* [Provided records]

══════════════════════════════

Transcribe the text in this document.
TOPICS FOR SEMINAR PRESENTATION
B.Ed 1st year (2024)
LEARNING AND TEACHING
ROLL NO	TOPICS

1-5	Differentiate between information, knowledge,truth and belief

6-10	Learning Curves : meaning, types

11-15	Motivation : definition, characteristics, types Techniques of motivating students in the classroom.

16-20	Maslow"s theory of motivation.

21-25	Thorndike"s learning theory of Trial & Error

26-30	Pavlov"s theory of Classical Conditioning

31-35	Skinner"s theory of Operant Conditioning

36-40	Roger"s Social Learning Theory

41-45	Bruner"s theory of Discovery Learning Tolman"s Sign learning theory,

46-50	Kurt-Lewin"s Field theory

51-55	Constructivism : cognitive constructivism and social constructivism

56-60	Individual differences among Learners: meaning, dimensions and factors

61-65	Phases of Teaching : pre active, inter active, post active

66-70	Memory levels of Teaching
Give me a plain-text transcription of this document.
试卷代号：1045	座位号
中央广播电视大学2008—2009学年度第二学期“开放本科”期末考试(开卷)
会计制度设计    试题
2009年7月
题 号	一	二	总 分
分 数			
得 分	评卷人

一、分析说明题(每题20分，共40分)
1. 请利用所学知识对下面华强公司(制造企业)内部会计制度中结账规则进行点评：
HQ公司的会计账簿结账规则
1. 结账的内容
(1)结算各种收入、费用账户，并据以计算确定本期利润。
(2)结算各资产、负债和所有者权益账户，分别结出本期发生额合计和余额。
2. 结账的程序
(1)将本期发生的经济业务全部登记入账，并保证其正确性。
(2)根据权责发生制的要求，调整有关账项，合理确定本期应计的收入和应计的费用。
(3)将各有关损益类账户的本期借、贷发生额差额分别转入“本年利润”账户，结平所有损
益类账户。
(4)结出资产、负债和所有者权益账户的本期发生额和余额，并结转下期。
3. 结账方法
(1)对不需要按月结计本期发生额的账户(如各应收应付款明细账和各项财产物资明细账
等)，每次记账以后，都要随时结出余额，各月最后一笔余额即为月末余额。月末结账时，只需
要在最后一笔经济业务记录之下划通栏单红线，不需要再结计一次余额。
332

══════════════════════════════

Extract, word for word, each line of the listing above.

* [Worked solution]
Transcribe the text in this document.
TOPICS FOR SEMINAR PRESENTATION
B.Ed 1st year (2024)
LEARNING AND TEACHING
ROLL NO	TOPICS

1-5	Differentiate between information, knowledge,truth and belief

6-10	Learning Curves : meaning, types

11-15	Motivation : definition, characteristics, types Techniques of motivating students in the classroom.

16-20	Maslow"s theory of motivation.

21-25	Thorndike"s learning theory of Trial & Error

26-30	Pavlov"s theory of Classical Conditioning

31-35	Skinner"s theory of Operant Conditioning

36-40	Roger"s Social Learning Theory

41-45	Bruner"s theory of Discovery Learning Tolman"s Sign learning theory,

46-50	Kurt-Lewin"s Field theory

51-55	Constructivism : cognitive constructivism and social constructivism

56-60	Individual differences among Learners: meaning, dimensions and factors

61-65	Phases of Teaching : pre active, inter active, post active

66-70	Memory levels of Teaching
Give me a plain-text transcription of this document.
试卷代号：1045	座位号
中央广播电视大学2008—2009学年度第二学期“开放本科”期末考试(开卷)
会计制度设计    试题
2009年7月
题 号	一	二	总 分
分 数			
得 分	评卷人

一、分析说明题(每题20分，共40分)
1. 请利用所学知识对下面华强公司(制造企业)内部会计制度中结账规则进行点评：
HQ公司的会计账簿结账规则
1. 结账的内容
(1)结算各种收入、费用账户，并据以计算确定本期利润。
(2)结算各资产、负债和所有者权益账户，分别结出本期发生额合计和余额。
2. 结账的程序
(1)将本期发生的经济业务全部登记入账，并保证其正确性。
(2)根据权责发生制的要求，调整有关账项，合理确定本期应计的收入和应计的费用。
(3)将各有关损益类账户的本期借、贷发生额差额分别转入“本年利润”账户，结平所有损
益类账户。
(4)结出资产、负债和所有者权益账户的本期发生额和余额，并结转下期。
3. 结账方法
(1)对不需要按月结计本期发生额的账户(如各应收应付款明细账和各项财产物资明细账
等)，每次记账以后，都要随时结出余额，各月最后一笔余额即为月末余额。月末结账时，只需
要在最后一笔经济业务记录之下划通栏单红线，不需要再结计一次余额。
332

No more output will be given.